Supplied entries

>>>

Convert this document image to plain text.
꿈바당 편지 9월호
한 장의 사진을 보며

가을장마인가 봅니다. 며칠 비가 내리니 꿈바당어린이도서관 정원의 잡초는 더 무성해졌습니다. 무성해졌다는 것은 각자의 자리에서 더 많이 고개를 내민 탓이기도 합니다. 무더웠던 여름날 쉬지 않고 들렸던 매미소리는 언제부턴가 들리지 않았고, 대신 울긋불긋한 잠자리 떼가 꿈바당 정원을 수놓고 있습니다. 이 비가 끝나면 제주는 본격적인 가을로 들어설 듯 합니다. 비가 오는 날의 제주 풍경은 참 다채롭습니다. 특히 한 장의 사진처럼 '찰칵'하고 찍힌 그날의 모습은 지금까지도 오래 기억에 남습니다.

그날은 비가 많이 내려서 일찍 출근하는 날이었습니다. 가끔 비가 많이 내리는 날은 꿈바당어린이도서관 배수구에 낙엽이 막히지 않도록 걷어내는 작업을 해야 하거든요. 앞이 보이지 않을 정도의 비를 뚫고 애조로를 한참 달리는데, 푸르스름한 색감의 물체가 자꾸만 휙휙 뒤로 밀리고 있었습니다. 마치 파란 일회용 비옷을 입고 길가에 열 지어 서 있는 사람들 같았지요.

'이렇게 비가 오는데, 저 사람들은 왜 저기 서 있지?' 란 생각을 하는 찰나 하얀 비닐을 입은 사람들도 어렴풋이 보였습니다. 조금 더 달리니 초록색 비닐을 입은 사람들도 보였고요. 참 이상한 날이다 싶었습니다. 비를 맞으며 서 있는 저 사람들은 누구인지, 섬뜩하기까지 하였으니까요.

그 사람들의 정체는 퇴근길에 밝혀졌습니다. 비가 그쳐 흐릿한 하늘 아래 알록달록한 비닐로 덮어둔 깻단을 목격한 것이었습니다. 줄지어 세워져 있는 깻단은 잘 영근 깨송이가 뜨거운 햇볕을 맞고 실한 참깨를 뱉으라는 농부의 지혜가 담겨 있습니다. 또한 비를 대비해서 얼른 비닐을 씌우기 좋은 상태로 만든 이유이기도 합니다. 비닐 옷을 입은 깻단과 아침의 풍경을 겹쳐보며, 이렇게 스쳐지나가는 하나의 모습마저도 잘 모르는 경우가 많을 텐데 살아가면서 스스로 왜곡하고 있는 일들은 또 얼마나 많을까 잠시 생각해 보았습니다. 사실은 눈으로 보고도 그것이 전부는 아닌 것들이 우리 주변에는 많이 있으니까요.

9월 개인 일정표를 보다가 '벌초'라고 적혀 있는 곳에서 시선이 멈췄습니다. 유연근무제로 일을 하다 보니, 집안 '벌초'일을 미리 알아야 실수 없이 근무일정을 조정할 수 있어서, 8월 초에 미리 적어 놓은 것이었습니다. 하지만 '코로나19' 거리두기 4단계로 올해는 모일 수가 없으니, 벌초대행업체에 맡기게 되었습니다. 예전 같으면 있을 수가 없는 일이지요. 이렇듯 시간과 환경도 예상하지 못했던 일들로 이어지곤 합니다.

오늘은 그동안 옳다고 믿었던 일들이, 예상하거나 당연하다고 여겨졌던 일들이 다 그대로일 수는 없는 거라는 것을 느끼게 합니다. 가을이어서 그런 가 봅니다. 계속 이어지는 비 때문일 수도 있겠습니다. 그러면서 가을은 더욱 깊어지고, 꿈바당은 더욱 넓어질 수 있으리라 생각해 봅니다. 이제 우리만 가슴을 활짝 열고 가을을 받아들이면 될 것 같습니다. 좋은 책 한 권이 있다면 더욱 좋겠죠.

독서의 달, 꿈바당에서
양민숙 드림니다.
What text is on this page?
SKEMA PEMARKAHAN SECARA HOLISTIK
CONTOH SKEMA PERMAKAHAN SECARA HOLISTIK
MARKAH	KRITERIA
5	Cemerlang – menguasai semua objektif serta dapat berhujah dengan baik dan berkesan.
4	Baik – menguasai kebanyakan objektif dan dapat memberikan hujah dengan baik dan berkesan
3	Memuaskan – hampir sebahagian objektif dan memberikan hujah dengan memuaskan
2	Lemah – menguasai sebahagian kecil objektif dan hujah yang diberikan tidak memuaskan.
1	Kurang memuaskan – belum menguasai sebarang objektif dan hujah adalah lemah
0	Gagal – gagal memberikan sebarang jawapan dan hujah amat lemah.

<<<

Your task
Whenever "꿈바당어린이도서관" turns up in a line, pick that line out.

Expected answer
가을장마인가 봅니다. 며칠 비가 내리니 꿈바당어린이도서관 정원의 잡초는 더 무성해졌습니다. 무성해졌다는 것은 각자의 자리에서 더 많이 고개를 내민 탓이기도 합니다. 무더웠던 여름날 쉬지 않고 들렸던 매미소리는 언제부턴가 들리지 않았고, 대신 울긋불긋한 잠자리 떼가 꿈바당 정원을 수놓고 있습니다. 이 비가 끝나면 제주는 본격적인 가을로 들어설 듯 합니다. 비가 오는 날의 제주 풍경은 참 다채롭습니다. 특히 한 장의 사진처럼 '찰칵'하고 찍힌 그날의 모습은 지금까지도 오래 기억에 남습니다.
그날은 비가 많이 내려서 일찍 출근하는 날이었습니다. 가끔 비가 많이 내리는 날은 꿈바당어린이도서관 배수구에 낙엽이 막히지 않도록 걷어내는 작업을 해야 하거든요. 앞이 보이지 않을 정도의 비를 뚫고 애조로를 한참 달리는데, 푸르스름한 색감의 물체가 자꾸만 휙휙 뒤로 밀리고 있었습니다. 마치 파란 일회용 비옷을 입고 길가에 열 지어 서 있는 사람들 같았지요.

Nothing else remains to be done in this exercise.